# Start of RECORDED INFORMATION
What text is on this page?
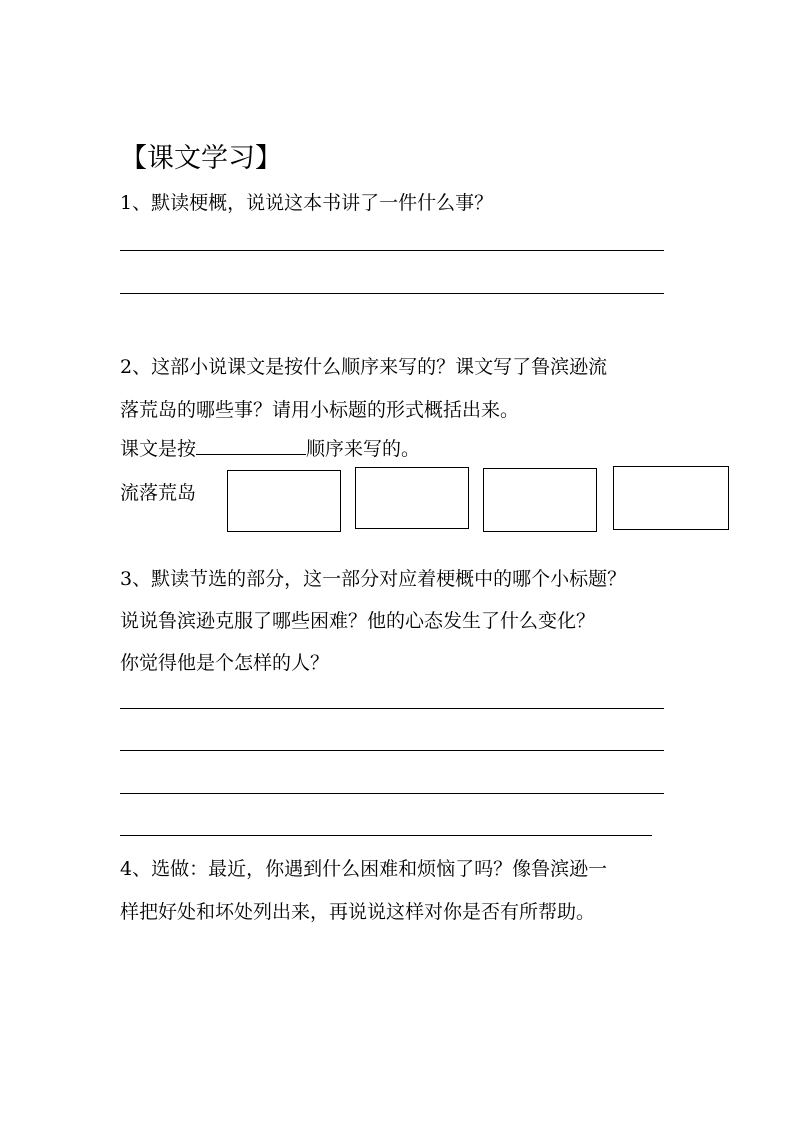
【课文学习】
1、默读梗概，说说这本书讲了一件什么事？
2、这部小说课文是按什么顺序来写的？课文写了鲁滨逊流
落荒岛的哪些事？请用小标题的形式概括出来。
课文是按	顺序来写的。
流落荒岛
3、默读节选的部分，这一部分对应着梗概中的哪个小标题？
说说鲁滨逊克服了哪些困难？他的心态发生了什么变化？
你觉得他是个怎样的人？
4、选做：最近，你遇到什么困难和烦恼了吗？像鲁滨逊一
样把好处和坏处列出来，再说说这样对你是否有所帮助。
# End of RECORDED INFORMATION
WHAT THE TASK ASKS: Write out each entry exactly as given, omitting any picture.

SOLVED EXERCISE:
What text is on this page?
【课文学习】
1、默读梗概，说说这本书讲了一件什么事？
2、这部小说课文是按什么顺序来写的？课文写了鲁滨逊流
落荒岛的哪些事？请用小标题的形式概括出来。
课文是按	顺序来写的。
流落荒岛
3、默读节选的部分，这一部分对应着梗概中的哪个小标题？
说说鲁滨逊克服了哪些困难？他的心态发生了什么变化？
你觉得他是个怎样的人？
4、选做：最近，你遇到什么困难和烦恼了吗？像鲁滨逊一
样把好处和坏处列出来，再说说这样对你是否有所帮助。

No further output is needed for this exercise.